Copy out the data below verbatim.
::: Given information
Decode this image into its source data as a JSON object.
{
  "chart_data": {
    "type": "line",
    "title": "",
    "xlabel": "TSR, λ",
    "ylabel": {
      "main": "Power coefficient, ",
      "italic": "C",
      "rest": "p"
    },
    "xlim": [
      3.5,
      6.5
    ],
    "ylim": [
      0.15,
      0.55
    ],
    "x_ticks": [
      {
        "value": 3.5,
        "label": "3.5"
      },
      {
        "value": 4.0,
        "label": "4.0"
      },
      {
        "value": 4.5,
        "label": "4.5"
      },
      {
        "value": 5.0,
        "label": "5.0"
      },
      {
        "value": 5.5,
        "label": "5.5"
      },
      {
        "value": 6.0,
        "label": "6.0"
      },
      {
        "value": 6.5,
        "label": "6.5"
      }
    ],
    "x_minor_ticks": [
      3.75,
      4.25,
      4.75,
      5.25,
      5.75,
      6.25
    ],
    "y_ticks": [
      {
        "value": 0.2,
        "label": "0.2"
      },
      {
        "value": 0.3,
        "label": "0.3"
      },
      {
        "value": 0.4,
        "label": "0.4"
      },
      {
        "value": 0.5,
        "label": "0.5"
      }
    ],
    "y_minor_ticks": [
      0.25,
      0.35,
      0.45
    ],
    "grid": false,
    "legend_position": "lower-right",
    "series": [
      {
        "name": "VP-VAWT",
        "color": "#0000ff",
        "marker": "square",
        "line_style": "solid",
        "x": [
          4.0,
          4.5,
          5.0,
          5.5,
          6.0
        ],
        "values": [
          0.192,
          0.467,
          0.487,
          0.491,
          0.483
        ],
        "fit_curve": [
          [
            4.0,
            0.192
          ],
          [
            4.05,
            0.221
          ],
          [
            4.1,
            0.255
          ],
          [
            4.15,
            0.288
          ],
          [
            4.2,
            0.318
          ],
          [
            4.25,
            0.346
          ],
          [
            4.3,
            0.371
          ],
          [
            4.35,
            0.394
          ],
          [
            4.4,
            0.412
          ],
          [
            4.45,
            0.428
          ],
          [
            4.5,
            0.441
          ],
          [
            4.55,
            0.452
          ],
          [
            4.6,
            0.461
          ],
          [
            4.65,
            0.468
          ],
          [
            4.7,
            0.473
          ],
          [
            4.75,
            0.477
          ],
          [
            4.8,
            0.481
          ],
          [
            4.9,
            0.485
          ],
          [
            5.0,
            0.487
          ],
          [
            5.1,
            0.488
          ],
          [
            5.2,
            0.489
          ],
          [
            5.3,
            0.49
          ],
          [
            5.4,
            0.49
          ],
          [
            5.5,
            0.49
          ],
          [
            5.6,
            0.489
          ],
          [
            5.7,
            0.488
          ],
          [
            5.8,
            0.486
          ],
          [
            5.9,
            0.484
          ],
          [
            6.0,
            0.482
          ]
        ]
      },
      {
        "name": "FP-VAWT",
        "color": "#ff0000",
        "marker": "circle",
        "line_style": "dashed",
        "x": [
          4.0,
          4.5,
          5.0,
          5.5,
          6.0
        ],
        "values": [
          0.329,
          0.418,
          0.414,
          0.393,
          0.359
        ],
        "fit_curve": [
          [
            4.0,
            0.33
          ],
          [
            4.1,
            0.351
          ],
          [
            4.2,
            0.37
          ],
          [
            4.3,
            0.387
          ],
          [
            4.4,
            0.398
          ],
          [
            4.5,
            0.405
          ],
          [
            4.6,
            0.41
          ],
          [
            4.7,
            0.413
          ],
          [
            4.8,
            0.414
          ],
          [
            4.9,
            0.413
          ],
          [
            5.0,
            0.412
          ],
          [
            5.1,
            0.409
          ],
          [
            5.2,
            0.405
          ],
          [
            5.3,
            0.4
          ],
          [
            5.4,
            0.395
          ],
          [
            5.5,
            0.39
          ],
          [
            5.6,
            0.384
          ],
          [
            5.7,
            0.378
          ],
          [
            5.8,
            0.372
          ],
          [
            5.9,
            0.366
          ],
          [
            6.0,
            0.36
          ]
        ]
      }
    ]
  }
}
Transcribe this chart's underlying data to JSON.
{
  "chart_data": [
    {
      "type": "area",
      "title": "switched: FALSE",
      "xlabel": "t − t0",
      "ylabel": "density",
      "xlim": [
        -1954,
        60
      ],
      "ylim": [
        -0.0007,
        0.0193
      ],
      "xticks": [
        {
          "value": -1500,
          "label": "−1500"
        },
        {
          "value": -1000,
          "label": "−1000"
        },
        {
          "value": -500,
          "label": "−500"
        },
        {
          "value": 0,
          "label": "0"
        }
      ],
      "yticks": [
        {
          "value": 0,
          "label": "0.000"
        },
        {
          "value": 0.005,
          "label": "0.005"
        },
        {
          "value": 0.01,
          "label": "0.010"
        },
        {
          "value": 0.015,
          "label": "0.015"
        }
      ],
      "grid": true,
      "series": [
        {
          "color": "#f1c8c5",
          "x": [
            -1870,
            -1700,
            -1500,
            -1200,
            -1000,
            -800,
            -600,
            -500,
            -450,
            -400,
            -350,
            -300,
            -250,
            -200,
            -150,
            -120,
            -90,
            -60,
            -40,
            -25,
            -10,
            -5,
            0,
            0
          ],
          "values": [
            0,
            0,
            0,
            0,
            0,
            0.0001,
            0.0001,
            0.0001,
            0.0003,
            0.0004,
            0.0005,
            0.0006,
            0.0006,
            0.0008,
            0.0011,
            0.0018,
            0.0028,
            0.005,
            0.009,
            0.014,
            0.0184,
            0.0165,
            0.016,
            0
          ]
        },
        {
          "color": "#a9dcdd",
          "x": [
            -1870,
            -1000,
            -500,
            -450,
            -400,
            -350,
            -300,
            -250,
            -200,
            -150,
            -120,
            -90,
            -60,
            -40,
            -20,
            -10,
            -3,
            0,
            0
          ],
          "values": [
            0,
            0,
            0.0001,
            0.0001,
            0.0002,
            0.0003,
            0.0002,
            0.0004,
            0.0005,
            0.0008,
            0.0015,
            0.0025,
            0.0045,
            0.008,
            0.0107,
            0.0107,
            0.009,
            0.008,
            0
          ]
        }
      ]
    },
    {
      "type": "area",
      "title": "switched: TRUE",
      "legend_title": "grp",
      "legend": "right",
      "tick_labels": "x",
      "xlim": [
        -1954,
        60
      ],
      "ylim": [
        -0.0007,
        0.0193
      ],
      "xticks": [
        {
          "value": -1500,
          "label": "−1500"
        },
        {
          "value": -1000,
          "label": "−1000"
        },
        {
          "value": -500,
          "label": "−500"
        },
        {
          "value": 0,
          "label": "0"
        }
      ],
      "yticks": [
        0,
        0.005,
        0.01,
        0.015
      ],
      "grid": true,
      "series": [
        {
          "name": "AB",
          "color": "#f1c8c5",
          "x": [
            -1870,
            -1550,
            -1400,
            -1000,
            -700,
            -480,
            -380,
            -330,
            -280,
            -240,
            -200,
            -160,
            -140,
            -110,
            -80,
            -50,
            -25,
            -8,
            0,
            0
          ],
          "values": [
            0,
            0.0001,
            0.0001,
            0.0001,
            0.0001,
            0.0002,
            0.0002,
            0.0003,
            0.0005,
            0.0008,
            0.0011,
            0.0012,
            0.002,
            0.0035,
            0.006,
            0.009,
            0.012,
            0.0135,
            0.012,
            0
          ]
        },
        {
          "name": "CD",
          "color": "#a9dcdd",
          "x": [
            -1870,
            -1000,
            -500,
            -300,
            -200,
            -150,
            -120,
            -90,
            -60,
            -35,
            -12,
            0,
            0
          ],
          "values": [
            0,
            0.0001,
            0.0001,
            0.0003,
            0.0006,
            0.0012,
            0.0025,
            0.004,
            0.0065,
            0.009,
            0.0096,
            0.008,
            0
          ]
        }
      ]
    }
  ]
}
::::::
Correct output ▸
Decode this image into its source data as a JSON object.
{
  "chart_data": {
    "type": "line",
    "title": "",
    "xlabel": "TSR, λ",
    "ylabel": {
      "main": "Power coefficient, ",
      "italic": "C",
      "rest": "p"
    },
    "xlim": [
      3.5,
      6.5
    ],
    "ylim": [
      0.15,
      0.55
    ],
    "x_ticks": [
      {
        "value": 3.5,
        "label": "3.5"
      },
      {
        "value": 4.0,
        "label": "4.0"
      },
      {
        "value": 4.5,
        "label": "4.5"
      },
      {
        "value": 5.0,
        "label": "5.0"
      },
      {
        "value": 5.5,
        "label": "5.5"
      },
      {
        "value": 6.0,
        "label": "6.0"
      },
      {
        "value": 6.5,
        "label": "6.5"
      }
    ],
    "x_minor_ticks": [
      3.75,
      4.25,
      4.75,
      5.25,
      5.75,
      6.25
    ],
    "y_ticks": [
      {
        "value": 0.2,
        "label": "0.2"
      },
      {
        "value": 0.3,
        "label": "0.3"
      },
      {
        "value": 0.4,
        "label": "0.4"
      },
      {
        "value": 0.5,
        "label": "0.5"
      }
    ],
    "y_minor_ticks": [
      0.25,
      0.35,
      0.45
    ],
    "grid": false,
    "legend_position": "lower-right",
    "series": [
      {
        "name": "VP-VAWT",
        "color": "#0000ff",
        "marker": "square",
        "line_style": "solid",
        "x": [
          4.0,
          4.5,
          5.0,
          5.5,
          6.0
        ],
        "values": [
          0.192,
          0.467,
          0.487,
          0.491,
          0.483
        ],
        "fit_curve": [
          [
            4.0,
            0.192
          ],
          [
            4.05,
            0.221
          ],
          [
            4.1,
            0.255
          ],
          [
            4.15,
            0.288
          ],
          [
            4.2,
            0.318
          ],
          [
            4.25,
            0.346
          ],
          [
            4.3,
            0.371
          ],
          [
            4.35,
            0.394
          ],
          [
            4.4,
            0.412
          ],
          [
            4.45,
            0.428
          ],
          [
            4.5,
            0.441
          ],
          [
            4.55,
            0.452
          ],
          [
            4.6,
            0.461
          ],
          [
            4.65,
            0.468
          ],
          [
            4.7,
            0.473
          ],
          [
            4.75,
            0.477
          ],
          [
            4.8,
            0.481
          ],
          [
            4.9,
            0.485
          ],
          [
            5.0,
            0.487
          ],
          [
            5.1,
            0.488
          ],
          [
            5.2,
            0.489
          ],
          [
            5.3,
            0.49
          ],
          [
            5.4,
            0.49
          ],
          [
            5.5,
            0.49
          ],
          [
            5.6,
            0.489
          ],
          [
            5.7,
            0.488
          ],
          [
            5.8,
            0.486
          ],
          [
            5.9,
            0.484
          ],
          [
            6.0,
            0.482
          ]
        ]
      },
      {
        "name": "FP-VAWT",
        "color": "#ff0000",
        "marker": "circle",
        "line_style": "dashed",
        "x": [
          4.0,
          4.5,
          5.0,
          5.5,
          6.0
        ],
        "values": [
          0.329,
          0.418,
          0.414,
          0.393,
          0.359
        ],
        "fit_curve": [
          [
            4.0,
            0.33
          ],
          [
            4.1,
            0.351
          ],
          [
            4.2,
            0.37
          ],
          [
            4.3,
            0.387
          ],
          [
            4.4,
            0.398
          ],
          [
            4.5,
            0.405
          ],
          [
            4.6,
            0.41
          ],
          [
            4.7,
            0.413
          ],
          [
            4.8,
            0.414
          ],
          [
            4.9,
            0.413
          ],
          [
            5.0,
            0.412
          ],
          [
            5.1,
            0.409
          ],
          [
            5.2,
            0.405
          ],
          [
            5.3,
            0.4
          ],
          [
            5.4,
            0.395
          ],
          [
            5.5,
            0.39
          ],
          [
            5.6,
            0.384
          ],
          [
            5.7,
            0.378
          ],
          [
            5.8,
            0.372
          ],
          [
            5.9,
            0.366
          ],
          [
            6.0,
            0.36
          ]
        ]
      }
    ]
  }
}
Transcribe this chart's underlying data to JSON.
{
  "chart_data": [
    {
      "type": "area",
      "title": "switched: FALSE",
      "xlabel": "t − t0",
      "ylabel": "density",
      "xlim": [
        -1954,
        60
      ],
      "ylim": [
        -0.0007,
        0.0193
      ],
      "xticks": [
        {
          "value": -1500,
          "label": "−1500"
        },
        {
          "value": -1000,
          "label": "−1000"
        },
        {
          "value": -500,
          "label": "−500"
        },
        {
          "value": 0,
          "label": "0"
        }
      ],
      "yticks": [
        {
          "value": 0,
          "label": "0.000"
        },
        {
          "value": 0.005,
          "label": "0.005"
        },
        {
          "value": 0.01,
          "label": "0.010"
        },
        {
          "value": 0.015,
          "label": "0.015"
        }
      ],
      "grid": true,
      "series": [
        {
          "color": "#f1c8c5",
          "x": [
            -1870,
            -1700,
            -1500,
            -1200,
            -1000,
            -800,
            -600,
            -500,
            -450,
            -400,
            -350,
            -300,
            -250,
            -200,
            -150,
            -120,
            -90,
            -60,
            -40,
            -25,
            -10,
            -5,
            0,
            0
          ],
          "values": [
            0,
            0,
            0,
            0,
            0,
            0.0001,
            0.0001,
            0.0001,
            0.0003,
            0.0004,
            0.0005,
            0.0006,
            0.0006,
            0.0008,
            0.0011,
            0.0018,
            0.0028,
            0.005,
            0.009,
            0.014,
            0.0184,
            0.0165,
            0.016,
            0
          ]
        },
        {
          "color": "#a9dcdd",
          "x": [
            -1870,
            -1000,
            -500,
            -450,
            -400,
            -350,
            -300,
            -250,
            -200,
            -150,
            -120,
            -90,
            -60,
            -40,
            -20,
            -10,
            -3,
            0,
            0
          ],
          "values": [
            0,
            0,
            0.0001,
            0.0001,
            0.0002,
            0.0003,
            0.0002,
            0.0004,
            0.0005,
            0.0008,
            0.0015,
            0.0025,
            0.0045,
            0.008,
            0.0107,
            0.0107,
            0.009,
            0.008,
            0
          ]
        }
      ]
    },
    {
      "type": "area",
      "title": "switched: TRUE",
      "legend_title": "grp",
      "legend": "right",
      "tick_labels": "x",
      "xlim": [
        -1954,
        60
      ],
      "ylim": [
        -0.0007,
        0.0193
      ],
      "xticks": [
        {
          "value": -1500,
          "label": "−1500"
        },
        {
          "value": -1000,
          "label": "−1000"
        },
        {
          "value": -500,
          "label": "−500"
        },
        {
          "value": 0,
          "label": "0"
        }
      ],
      "yticks": [
        0,
        0.005,
        0.01,
        0.015
      ],
      "grid": true,
      "series": [
        {
          "name": "AB",
          "color": "#f1c8c5",
          "x": [
            -1870,
            -1550,
            -1400,
            -1000,
            -700,
            -480,
            -380,
            -330,
            -280,
            -240,
            -200,
            -160,
            -140,
            -110,
            -80,
            -50,
            -25,
            -8,
            0,
            0
          ],
          "values": [
            0,
            0.0001,
            0.0001,
            0.0001,
            0.0001,
            0.0002,
            0.0002,
            0.0003,
            0.0005,
            0.0008,
            0.0011,
            0.0012,
            0.002,
            0.0035,
            0.006,
            0.009,
            0.012,
            0.0135,
            0.012,
            0
          ]
        },
        {
          "name": "CD",
          "color": "#a9dcdd",
          "x": [
            -1870,
            -1000,
            -500,
            -300,
            -200,
            -150,
            -120,
            -90,
            -60,
            -35,
            -12,
            0,
            0
          ],
          "values": [
            0,
            0.0001,
            0.0001,
            0.0003,
            0.0006,
            0.0012,
            0.0025,
            0.004,
            0.0065,
            0.009,
            0.0096,
            0.008,
            0
          ]
        }
      ]
    }
  ]
}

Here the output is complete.